Do this: Locate each line containing the string "производства" and copy it out.

[Data entries]

————

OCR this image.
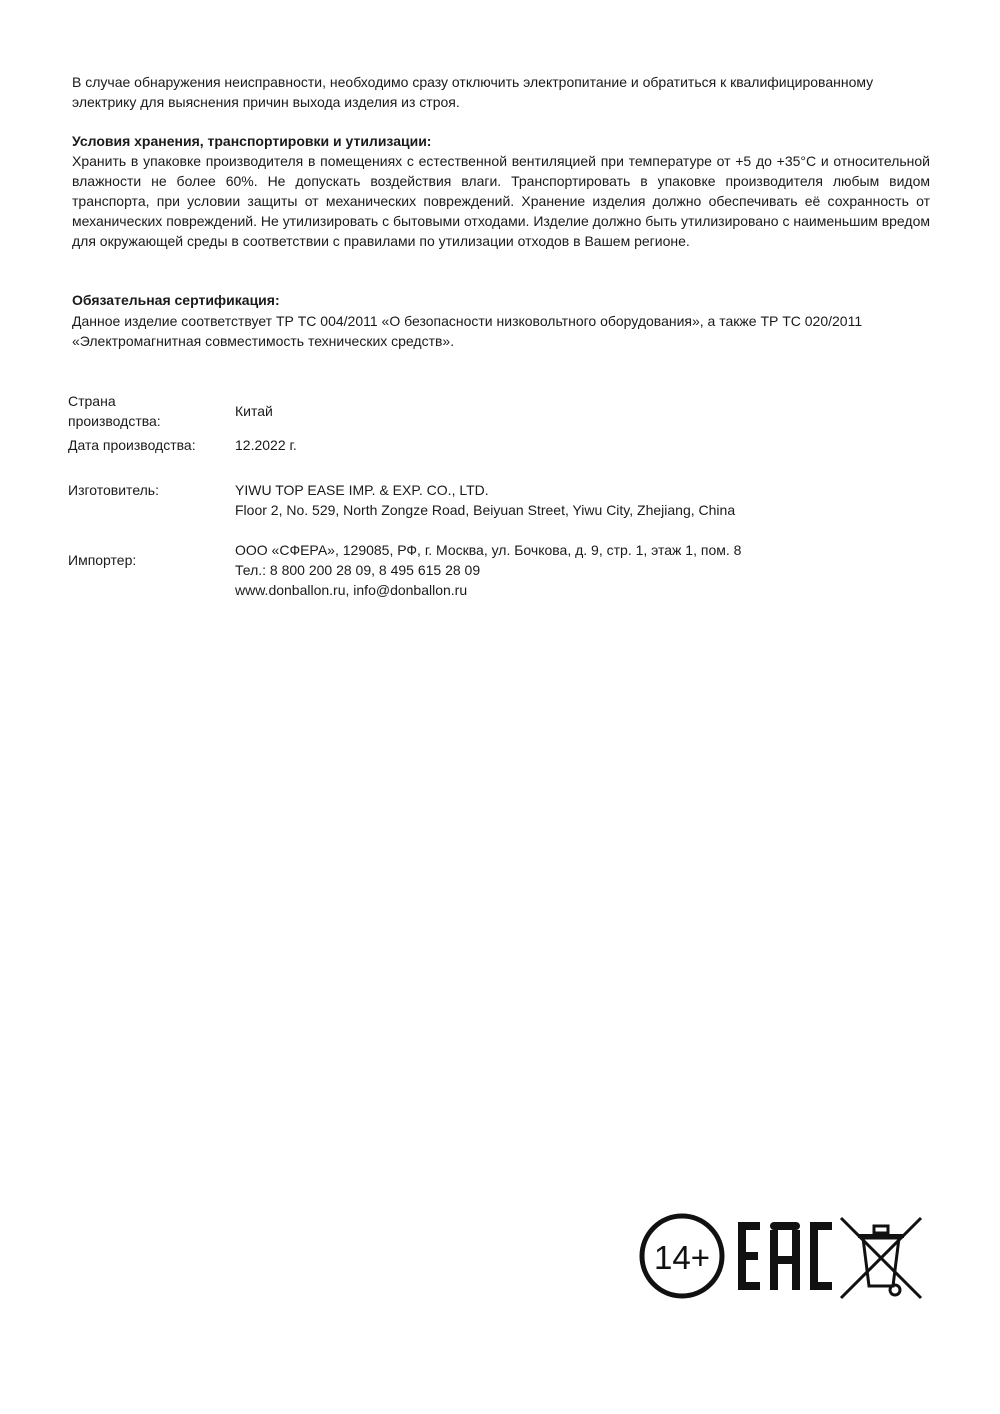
В случае обнаружения неисправности, необходимо сразу отключить электропитание и обратиться к квалифицированному электрику для выяснения причин выхода изделия из строя.

Условия хранения, транспортировки и утилизации:

Хранить в упаковке производителя в помещениях с естественной вентиляцией при температуре от +5 до +35°С и относительной влажности не более 60%. Не допускать воздействия влаги. Транспортировать в упаковке производителя любым видом транспорта, при условии защиты от механических повреждений. Хранение изделия должно обеспечивать её сохранность от механических повреждений. Не утилизировать с бытовыми отходами. Изделие должно быть утилизировано с наименьшим вредом для окружающей среды в соответствии с правилами по утилизации отходов в Вашем регионе.

Обязательная сертификация:

Данное изделие соответствует ТР ТС 004/2011 «О безопасности низковольтного оборудования», а также ТР ТС 020/2011 «Электромагнитная совместимость технических средств».

Страна производства:
Китай
Дата производства:	12.2022 г.
Изготовитель:	YIWU TOP EASE IMP. & EXP. CO., LTD.
Floor 2, No. 529, North Zongze Road, Beiyuan Street, Yiwu City, Zhejiang, China
Импортер:
ООО «СФЕРА», 129085, РФ, г. Москва, ул. Бочкова, д. 9, стр. 1, этаж 1, пом. 8
Тел.: 8 800 200 28 09, 8 495 615 28 09
www.donballon.ru, info@donballon.ru
14+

————

Task answer:
Страна производства:
Дата производства:	12.2022 г.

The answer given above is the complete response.